Description of the task
Can you copy out every line of the material below, keeping each character unchanged?
==================================================
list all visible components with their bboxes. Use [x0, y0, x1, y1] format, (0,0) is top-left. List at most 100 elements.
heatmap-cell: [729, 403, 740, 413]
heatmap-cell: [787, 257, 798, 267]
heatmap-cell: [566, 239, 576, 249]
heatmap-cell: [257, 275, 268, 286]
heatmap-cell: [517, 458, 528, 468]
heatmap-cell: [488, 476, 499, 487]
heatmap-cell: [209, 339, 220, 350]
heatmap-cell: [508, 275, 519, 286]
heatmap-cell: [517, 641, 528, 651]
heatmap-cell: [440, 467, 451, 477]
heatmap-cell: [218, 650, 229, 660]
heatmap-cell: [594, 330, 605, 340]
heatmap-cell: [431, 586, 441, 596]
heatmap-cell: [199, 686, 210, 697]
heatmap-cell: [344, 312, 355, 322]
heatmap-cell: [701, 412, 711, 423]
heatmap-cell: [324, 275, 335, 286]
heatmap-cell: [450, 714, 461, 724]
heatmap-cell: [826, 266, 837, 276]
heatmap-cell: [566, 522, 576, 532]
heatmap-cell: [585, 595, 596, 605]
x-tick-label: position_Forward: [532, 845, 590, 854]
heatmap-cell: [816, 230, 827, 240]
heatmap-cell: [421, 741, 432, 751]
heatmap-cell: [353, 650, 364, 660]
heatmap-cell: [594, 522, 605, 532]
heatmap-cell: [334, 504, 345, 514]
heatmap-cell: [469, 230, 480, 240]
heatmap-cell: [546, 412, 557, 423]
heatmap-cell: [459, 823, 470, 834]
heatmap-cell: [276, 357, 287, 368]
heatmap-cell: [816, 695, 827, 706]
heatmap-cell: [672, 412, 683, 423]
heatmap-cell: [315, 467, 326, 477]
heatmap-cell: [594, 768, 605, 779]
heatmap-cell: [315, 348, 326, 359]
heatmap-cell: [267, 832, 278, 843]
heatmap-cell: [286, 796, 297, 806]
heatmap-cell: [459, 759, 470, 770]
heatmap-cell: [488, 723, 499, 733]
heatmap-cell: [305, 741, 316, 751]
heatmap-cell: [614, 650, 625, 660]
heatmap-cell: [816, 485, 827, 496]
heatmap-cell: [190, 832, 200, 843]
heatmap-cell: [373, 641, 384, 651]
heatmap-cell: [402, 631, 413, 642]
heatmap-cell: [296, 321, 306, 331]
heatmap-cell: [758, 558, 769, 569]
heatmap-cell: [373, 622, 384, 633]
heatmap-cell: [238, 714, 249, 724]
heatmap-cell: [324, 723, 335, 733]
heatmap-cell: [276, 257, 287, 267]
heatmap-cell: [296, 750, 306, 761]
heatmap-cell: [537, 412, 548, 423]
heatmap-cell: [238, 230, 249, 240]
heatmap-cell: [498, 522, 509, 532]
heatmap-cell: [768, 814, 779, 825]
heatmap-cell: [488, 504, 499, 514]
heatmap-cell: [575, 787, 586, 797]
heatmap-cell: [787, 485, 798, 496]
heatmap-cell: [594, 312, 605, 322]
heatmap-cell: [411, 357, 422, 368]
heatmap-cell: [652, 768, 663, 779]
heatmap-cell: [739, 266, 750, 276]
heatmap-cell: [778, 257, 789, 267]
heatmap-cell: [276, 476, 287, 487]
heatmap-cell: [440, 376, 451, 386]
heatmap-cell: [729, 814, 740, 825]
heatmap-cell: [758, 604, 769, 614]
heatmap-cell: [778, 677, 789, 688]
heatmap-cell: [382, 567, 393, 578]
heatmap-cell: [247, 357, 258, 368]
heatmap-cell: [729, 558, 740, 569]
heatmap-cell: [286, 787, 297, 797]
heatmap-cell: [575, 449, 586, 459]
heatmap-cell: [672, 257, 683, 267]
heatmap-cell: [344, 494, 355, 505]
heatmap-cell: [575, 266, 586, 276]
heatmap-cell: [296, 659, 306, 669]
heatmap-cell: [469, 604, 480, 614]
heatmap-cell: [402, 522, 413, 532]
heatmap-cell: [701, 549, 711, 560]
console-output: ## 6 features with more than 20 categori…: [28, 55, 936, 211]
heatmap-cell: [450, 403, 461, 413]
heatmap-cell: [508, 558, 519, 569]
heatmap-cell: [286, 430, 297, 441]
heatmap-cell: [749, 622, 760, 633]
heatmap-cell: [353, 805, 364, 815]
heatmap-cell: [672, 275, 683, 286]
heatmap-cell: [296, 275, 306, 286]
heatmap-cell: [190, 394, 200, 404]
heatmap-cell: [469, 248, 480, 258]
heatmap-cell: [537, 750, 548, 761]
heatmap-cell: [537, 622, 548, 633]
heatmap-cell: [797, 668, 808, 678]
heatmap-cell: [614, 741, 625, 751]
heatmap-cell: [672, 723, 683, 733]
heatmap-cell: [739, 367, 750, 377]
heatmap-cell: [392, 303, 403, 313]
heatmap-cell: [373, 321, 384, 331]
==================================================
Written response
list all visible components with their bboxes. Use [x0, y0, x1, y1] format, (0,0) is top-left. List at most 100 elements.
heatmap-cell: [729, 403, 740, 413]
heatmap-cell: [787, 257, 798, 267]
heatmap-cell: [566, 239, 576, 249]
heatmap-cell: [257, 275, 268, 286]
heatmap-cell: [517, 458, 528, 468]
heatmap-cell: [488, 476, 499, 487]
heatmap-cell: [209, 339, 220, 350]
heatmap-cell: [508, 275, 519, 286]
heatmap-cell: [517, 641, 528, 651]
heatmap-cell: [440, 467, 451, 477]
heatmap-cell: [218, 650, 229, 660]
heatmap-cell: [594, 330, 605, 340]
heatmap-cell: [431, 586, 441, 596]
heatmap-cell: [199, 686, 210, 697]
heatmap-cell: [344, 312, 355, 322]
heatmap-cell: [701, 412, 711, 423]
heatmap-cell: [324, 275, 335, 286]
heatmap-cell: [450, 714, 461, 724]
heatmap-cell: [826, 266, 837, 276]
heatmap-cell: [566, 522, 576, 532]
heatmap-cell: [585, 595, 596, 605]
x-tick-label: position_Forward: [532, 845, 590, 854]
heatmap-cell: [816, 230, 827, 240]
heatmap-cell: [421, 741, 432, 751]
heatmap-cell: [353, 650, 364, 660]
heatmap-cell: [594, 522, 605, 532]
heatmap-cell: [334, 504, 345, 514]
heatmap-cell: [469, 230, 480, 240]
heatmap-cell: [546, 412, 557, 423]
heatmap-cell: [459, 823, 470, 834]
heatmap-cell: [276, 357, 287, 368]
heatmap-cell: [816, 695, 827, 706]
heatmap-cell: [672, 412, 683, 423]
heatmap-cell: [315, 467, 326, 477]
heatmap-cell: [594, 768, 605, 779]
heatmap-cell: [315, 348, 326, 359]
heatmap-cell: [267, 832, 278, 843]
heatmap-cell: [286, 796, 297, 806]
heatmap-cell: [459, 759, 470, 770]
heatmap-cell: [488, 723, 499, 733]
heatmap-cell: [305, 741, 316, 751]
heatmap-cell: [614, 650, 625, 660]
heatmap-cell: [816, 485, 827, 496]
heatmap-cell: [190, 832, 200, 843]
heatmap-cell: [373, 641, 384, 651]
heatmap-cell: [402, 631, 413, 642]
heatmap-cell: [296, 321, 306, 331]
heatmap-cell: [758, 558, 769, 569]
heatmap-cell: [373, 622, 384, 633]
heatmap-cell: [238, 714, 249, 724]
heatmap-cell: [324, 723, 335, 733]
heatmap-cell: [276, 257, 287, 267]
heatmap-cell: [296, 750, 306, 761]
heatmap-cell: [537, 412, 548, 423]
heatmap-cell: [238, 230, 249, 240]
heatmap-cell: [498, 522, 509, 532]
heatmap-cell: [768, 814, 779, 825]
heatmap-cell: [488, 504, 499, 514]
heatmap-cell: [575, 787, 586, 797]
heatmap-cell: [787, 485, 798, 496]
heatmap-cell: [594, 312, 605, 322]
heatmap-cell: [411, 357, 422, 368]
heatmap-cell: [652, 768, 663, 779]
heatmap-cell: [739, 266, 750, 276]
heatmap-cell: [778, 257, 789, 267]
heatmap-cell: [276, 476, 287, 487]
heatmap-cell: [440, 376, 451, 386]
heatmap-cell: [729, 814, 740, 825]
heatmap-cell: [758, 604, 769, 614]
heatmap-cell: [778, 677, 789, 688]
heatmap-cell: [382, 567, 393, 578]
heatmap-cell: [247, 357, 258, 368]
heatmap-cell: [729, 558, 740, 569]
heatmap-cell: [286, 787, 297, 797]
heatmap-cell: [575, 449, 586, 459]
heatmap-cell: [672, 257, 683, 267]
heatmap-cell: [344, 494, 355, 505]
heatmap-cell: [575, 266, 586, 276]
heatmap-cell: [296, 659, 306, 669]
heatmap-cell: [469, 604, 480, 614]
heatmap-cell: [402, 522, 413, 532]
heatmap-cell: [701, 549, 711, 560]
console-output: ## 6 features with more than 20 categori…: [28, 55, 936, 211]
heatmap-cell: [450, 403, 461, 413]
heatmap-cell: [508, 558, 519, 569]
heatmap-cell: [286, 430, 297, 441]
heatmap-cell: [749, 622, 760, 633]
heatmap-cell: [353, 805, 364, 815]
heatmap-cell: [672, 275, 683, 286]
heatmap-cell: [296, 275, 306, 286]
heatmap-cell: [190, 394, 200, 404]
heatmap-cell: [469, 248, 480, 258]
heatmap-cell: [537, 750, 548, 761]
heatmap-cell: [537, 622, 548, 633]
heatmap-cell: [797, 668, 808, 678]
heatmap-cell: [614, 741, 625, 751]
heatmap-cell: [672, 723, 683, 733]
heatmap-cell: [739, 367, 750, 377]
heatmap-cell: [392, 303, 403, 313]
heatmap-cell: [373, 321, 384, 331]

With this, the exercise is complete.